# Start of Material shown

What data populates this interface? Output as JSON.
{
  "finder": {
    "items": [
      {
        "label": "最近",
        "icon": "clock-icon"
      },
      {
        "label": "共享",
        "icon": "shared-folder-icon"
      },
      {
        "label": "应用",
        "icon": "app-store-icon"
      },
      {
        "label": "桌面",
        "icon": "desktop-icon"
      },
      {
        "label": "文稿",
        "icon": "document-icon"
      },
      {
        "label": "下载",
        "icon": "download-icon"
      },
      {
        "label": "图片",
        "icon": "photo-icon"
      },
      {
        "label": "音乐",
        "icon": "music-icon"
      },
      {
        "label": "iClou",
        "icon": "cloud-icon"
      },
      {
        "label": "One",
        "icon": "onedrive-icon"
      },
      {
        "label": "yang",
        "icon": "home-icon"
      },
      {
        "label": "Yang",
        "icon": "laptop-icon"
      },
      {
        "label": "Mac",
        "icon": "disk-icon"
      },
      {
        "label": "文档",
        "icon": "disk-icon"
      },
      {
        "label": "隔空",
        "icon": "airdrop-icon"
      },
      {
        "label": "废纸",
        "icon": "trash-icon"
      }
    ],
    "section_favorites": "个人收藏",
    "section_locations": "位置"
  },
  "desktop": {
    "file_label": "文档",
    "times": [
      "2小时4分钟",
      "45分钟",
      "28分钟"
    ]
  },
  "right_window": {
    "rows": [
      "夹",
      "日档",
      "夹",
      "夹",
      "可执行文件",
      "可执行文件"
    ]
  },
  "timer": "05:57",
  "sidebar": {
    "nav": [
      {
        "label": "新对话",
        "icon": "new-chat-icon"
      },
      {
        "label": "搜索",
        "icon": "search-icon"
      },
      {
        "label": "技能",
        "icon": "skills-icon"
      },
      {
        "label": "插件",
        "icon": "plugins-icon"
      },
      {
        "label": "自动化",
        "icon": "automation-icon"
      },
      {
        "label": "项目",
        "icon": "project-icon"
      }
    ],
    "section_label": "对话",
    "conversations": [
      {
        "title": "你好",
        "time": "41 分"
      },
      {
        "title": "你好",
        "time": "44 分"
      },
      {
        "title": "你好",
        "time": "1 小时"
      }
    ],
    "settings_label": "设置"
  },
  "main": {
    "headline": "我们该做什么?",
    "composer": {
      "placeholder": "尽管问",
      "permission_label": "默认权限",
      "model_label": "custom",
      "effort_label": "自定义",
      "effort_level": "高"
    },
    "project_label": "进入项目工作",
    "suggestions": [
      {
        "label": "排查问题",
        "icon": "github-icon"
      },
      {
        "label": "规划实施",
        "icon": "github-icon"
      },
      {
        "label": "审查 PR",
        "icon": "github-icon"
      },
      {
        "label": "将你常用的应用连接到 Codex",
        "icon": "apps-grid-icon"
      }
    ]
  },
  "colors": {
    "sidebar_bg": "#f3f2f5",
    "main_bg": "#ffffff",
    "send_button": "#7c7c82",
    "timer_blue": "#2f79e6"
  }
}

# End of Material shown

__What to work on__: Return the whole listing exactly.

__Exercise result__:
What data populates this interface? Output as JSON.
{
  "finder": {
    "items": [
      {
        "label": "最近",
        "icon": "clock-icon"
      },
      {
        "label": "共享",
        "icon": "shared-folder-icon"
      },
      {
        "label": "应用",
        "icon": "app-store-icon"
      },
      {
        "label": "桌面",
        "icon": "desktop-icon"
      },
      {
        "label": "文稿",
        "icon": "document-icon"
      },
      {
        "label": "下载",
        "icon": "download-icon"
      },
      {
        "label": "图片",
        "icon": "photo-icon"
      },
      {
        "label": "音乐",
        "icon": "music-icon"
      },
      {
        "label": "iClou",
        "icon": "cloud-icon"
      },
      {
        "label": "One",
        "icon": "onedrive-icon"
      },
      {
        "label": "yang",
        "icon": "home-icon"
      },
      {
        "label": "Yang",
        "icon": "laptop-icon"
      },
      {
        "label": "Mac",
        "icon": "disk-icon"
      },
      {
        "label": "文档",
        "icon": "disk-icon"
      },
      {
        "label": "隔空",
        "icon": "airdrop-icon"
      },
      {
        "label": "废纸",
        "icon": "trash-icon"
      }
    ],
    "section_favorites": "个人收藏",
    "section_locations": "位置"
  },
  "desktop": {
    "file_label": "文档",
    "times": [
      "2小时4分钟",
      "45分钟",
      "28分钟"
    ]
  },
  "right_window": {
    "rows": [
      "夹",
      "日档",
      "夹",
      "夹",
      "可执行文件",
      "可执行文件"
    ]
  },
  "timer": "05:57",
  "sidebar": {
    "nav": [
      {
        "label": "新对话",
        "icon": "new-chat-icon"
      },
      {
        "label": "搜索",
        "icon": "search-icon"
      },
      {
        "label": "技能",
        "icon": "skills-icon"
      },
      {
        "label": "插件",
        "icon": "plugins-icon"
      },
      {
        "label": "自动化",
        "icon": "automation-icon"
      },
      {
        "label": "项目",
        "icon": "project-icon"
      }
    ],
    "section_label": "对话",
    "conversations": [
      {
        "title": "你好",
        "time": "41 分"
      },
      {
        "title": "你好",
        "time": "44 分"
      },
      {
        "title": "你好",
        "time": "1 小时"
      }
    ],
    "settings_label": "设置"
  },
  "main": {
    "headline": "我们该做什么?",
    "composer": {
      "placeholder": "尽管问",
      "permission_label": "默认权限",
      "model_label": "custom",
      "effort_label": "自定义",
      "effort_level": "高"
    },
    "project_label": "进入项目工作",
    "suggestions": [
      {
        "label": "排查问题",
        "icon": "github-icon"
      },
      {
        "label": "规划实施",
        "icon": "github-icon"
      },
      {
        "label": "审查 PR",
        "icon": "github-icon"
      },
      {
        "label": "将你常用的应用连接到 Codex",
        "icon": "apps-grid-icon"
      }
    ]
  },
  "colors": {
    "sidebar_bg": "#f3f2f5",
    "main_bg": "#ffffff",
    "send_button": "#7c7c82",
    "timer_blue": "#2f79e6"
  }
}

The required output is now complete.